Typically, the information provided to the operator during drilling includes borehole pressure, temperature, and drilling parameters such as weight-on-bit (WOB), rotational speed of the drill bit and/or the drill string, and the drilling fluid flow rate. In some cases, the drilling operator is also provided selected information about the bottomhole assembly condition (parameters), such as torque, mud motor differential pressure, torque, bit bounce and whirl, etc.
Downhole sensor data are typically processed downhole to some extent and telemetered uphole by sending a signal through the drill string or by transmitting pressure pulses through the circulating drilling fluid, i.e. mud-pulse telemetry. Although mud-pulse telemetry is more commonly used, such a system is capable of transmitting only a few (1-4) bits of information per second. Due to such a low transmission rate, the trend in the industry has been to attempt to process greater amounts of data downhole and transmit selected computed results or “answers” uphole for use by the driller for controlling the drilling operations.
Commercial development of hydrocarbon fields requires significant amounts of capital. Before field development begins, operators desire to have as much data as possible in order to evaluate the reservoir for commercial viability. Despite the advances in data acquisition during drilling using the MWD systems, it is often necessary to conduct further testing of the hydrocarbon reservoirs in order to obtain additional data. Therefore, after the well has been drilled, the hydrocarbon zones are often tested with other test equipment.
One type of post-drilling test involves producing fluid from the reservoir, collecting samples, shutting-in the well, reducing a test volume pressure, and allowing the pressure to build-up to a static level. This sequence may be repeated several times at several different reservoirs within a given borehole or at several points in a single reservoir. This type of test is known as a “Pressure Build-up Test.” One important aspect of data collected during such a Pressure Build-up Test is the pressure buildup information gathered after drawing down the pressure in the test volume. From this data, information can be derived as to permeability and size of the reservoir. Moreover, actual samples of the reservoir fluid can be obtained and tested to gather Pressure-Volume-Temperature data relevant to the reservoir's hydrocarbon distribution.

Required task:
Answer these from the drilling text, briefly:
(a) How many bits of information per second can mud-pulse telemetry transmit?
(b) What is the post-drilling test called that involves producing fluid, shutting in the well and letting pressure build up to a static level?
(c) What two properties of the reservoir can be derived from the pressure buildup data?

Material provided:
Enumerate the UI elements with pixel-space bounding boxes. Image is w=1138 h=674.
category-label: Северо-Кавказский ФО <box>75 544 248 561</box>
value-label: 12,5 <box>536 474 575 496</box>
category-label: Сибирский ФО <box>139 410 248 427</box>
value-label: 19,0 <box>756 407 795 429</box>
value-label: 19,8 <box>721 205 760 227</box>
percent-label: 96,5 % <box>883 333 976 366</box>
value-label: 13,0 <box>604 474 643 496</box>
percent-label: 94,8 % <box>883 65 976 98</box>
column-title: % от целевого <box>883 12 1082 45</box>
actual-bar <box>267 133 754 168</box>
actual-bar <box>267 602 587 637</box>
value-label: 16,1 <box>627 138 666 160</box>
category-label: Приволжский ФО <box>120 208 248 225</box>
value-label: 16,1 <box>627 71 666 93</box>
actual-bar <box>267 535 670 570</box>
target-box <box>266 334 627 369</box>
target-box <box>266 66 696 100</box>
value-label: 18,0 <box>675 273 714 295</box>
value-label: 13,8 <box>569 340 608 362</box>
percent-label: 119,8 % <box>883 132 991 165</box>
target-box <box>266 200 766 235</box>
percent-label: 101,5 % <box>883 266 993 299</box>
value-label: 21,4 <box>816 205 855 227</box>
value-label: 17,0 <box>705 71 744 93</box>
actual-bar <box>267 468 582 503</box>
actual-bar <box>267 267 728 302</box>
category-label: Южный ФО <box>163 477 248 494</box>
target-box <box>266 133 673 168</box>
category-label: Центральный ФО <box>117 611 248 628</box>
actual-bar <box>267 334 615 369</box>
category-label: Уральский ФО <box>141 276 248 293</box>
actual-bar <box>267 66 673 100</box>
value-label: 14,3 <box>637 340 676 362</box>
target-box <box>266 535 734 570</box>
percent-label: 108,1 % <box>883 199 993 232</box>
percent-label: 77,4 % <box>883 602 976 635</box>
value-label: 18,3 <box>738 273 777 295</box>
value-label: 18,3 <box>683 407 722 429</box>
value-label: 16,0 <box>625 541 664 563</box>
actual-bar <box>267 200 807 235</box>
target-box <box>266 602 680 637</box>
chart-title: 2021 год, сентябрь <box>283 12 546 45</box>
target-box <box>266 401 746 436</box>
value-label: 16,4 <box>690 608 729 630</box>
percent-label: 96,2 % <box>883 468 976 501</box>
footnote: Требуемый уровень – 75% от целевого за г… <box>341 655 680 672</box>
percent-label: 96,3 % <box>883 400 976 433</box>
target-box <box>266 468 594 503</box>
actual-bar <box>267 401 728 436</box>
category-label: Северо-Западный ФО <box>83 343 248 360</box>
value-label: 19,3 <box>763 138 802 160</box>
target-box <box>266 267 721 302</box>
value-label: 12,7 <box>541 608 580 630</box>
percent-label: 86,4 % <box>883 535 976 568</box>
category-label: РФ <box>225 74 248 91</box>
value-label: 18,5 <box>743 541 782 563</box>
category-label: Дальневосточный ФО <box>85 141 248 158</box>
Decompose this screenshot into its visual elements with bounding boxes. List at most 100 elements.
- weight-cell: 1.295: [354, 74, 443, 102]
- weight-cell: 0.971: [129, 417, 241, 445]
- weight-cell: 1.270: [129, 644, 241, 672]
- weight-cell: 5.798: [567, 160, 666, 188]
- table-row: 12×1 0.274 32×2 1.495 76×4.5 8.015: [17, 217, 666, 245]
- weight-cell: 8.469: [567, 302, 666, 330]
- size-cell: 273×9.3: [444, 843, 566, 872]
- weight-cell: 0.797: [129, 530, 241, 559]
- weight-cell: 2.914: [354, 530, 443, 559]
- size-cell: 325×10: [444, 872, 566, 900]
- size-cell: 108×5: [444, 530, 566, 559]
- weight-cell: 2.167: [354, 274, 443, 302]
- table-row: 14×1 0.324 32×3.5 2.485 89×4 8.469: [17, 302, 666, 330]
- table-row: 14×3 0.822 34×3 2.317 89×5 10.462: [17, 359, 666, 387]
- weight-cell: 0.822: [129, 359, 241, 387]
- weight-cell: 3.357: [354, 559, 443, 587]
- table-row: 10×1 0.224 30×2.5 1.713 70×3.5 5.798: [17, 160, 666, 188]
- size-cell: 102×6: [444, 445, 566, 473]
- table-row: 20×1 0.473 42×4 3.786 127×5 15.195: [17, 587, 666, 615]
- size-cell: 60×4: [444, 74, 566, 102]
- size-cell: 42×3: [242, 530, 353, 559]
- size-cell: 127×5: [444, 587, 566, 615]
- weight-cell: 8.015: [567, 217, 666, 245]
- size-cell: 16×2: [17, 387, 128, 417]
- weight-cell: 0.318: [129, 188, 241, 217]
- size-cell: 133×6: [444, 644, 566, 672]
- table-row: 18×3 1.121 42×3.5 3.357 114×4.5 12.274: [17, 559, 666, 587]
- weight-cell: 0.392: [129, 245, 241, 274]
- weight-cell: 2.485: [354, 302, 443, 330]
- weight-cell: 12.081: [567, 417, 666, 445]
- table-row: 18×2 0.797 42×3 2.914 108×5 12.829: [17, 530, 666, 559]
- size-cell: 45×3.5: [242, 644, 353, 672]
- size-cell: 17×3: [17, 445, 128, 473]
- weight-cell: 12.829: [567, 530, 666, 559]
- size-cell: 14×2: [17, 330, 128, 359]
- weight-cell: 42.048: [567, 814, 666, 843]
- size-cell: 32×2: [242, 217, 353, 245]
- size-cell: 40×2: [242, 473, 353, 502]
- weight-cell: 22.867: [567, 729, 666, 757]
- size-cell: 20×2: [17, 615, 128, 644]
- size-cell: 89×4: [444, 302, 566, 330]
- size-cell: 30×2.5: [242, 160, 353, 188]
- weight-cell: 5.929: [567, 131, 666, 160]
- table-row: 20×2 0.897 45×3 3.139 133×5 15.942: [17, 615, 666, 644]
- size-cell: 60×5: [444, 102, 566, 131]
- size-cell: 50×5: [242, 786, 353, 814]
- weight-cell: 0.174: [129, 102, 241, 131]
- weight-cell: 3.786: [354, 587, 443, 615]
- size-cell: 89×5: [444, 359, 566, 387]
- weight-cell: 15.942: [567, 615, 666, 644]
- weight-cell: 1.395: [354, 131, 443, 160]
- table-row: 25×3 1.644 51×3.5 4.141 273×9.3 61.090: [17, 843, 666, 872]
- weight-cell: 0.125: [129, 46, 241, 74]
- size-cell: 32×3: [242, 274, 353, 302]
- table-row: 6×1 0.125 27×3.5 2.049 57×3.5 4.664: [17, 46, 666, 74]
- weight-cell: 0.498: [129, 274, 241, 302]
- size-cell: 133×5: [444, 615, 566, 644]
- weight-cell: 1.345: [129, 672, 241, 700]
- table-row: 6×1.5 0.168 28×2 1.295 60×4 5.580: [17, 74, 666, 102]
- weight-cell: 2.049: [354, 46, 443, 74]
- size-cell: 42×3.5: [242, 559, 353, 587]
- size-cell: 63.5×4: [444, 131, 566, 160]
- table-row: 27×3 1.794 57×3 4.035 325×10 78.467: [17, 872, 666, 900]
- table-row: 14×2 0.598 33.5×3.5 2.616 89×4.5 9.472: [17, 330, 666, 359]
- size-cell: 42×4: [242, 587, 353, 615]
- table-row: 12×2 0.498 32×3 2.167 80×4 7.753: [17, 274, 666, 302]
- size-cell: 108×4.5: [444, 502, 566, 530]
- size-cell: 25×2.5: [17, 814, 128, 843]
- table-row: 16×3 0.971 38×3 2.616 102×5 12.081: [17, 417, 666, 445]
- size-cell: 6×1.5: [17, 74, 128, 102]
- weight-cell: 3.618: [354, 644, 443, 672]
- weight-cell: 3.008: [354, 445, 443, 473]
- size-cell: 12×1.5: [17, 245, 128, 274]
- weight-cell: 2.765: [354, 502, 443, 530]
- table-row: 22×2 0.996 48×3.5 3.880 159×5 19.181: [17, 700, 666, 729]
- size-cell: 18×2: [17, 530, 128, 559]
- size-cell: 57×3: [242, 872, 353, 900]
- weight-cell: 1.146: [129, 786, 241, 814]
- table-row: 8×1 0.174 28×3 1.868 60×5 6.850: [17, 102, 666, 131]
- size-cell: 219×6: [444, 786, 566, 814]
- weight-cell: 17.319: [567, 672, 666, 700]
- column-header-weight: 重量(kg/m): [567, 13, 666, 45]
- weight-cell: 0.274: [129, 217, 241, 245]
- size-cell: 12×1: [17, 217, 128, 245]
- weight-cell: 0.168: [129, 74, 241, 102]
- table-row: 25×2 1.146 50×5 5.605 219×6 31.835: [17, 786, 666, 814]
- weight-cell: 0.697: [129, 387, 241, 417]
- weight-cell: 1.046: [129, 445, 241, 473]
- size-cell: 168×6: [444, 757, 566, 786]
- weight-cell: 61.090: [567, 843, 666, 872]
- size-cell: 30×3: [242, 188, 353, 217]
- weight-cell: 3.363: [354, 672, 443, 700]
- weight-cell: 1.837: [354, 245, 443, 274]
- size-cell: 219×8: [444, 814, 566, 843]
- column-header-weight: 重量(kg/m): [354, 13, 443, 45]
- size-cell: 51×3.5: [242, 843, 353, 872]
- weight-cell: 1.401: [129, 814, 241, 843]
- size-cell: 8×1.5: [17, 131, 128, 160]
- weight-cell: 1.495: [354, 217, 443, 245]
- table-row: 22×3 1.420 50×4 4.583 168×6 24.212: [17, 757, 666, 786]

Worked answer:
(a) Only a few, 1 to 4 bits per second.
(b) A Pressure Build-up Test.
(c) Its permeability and its size.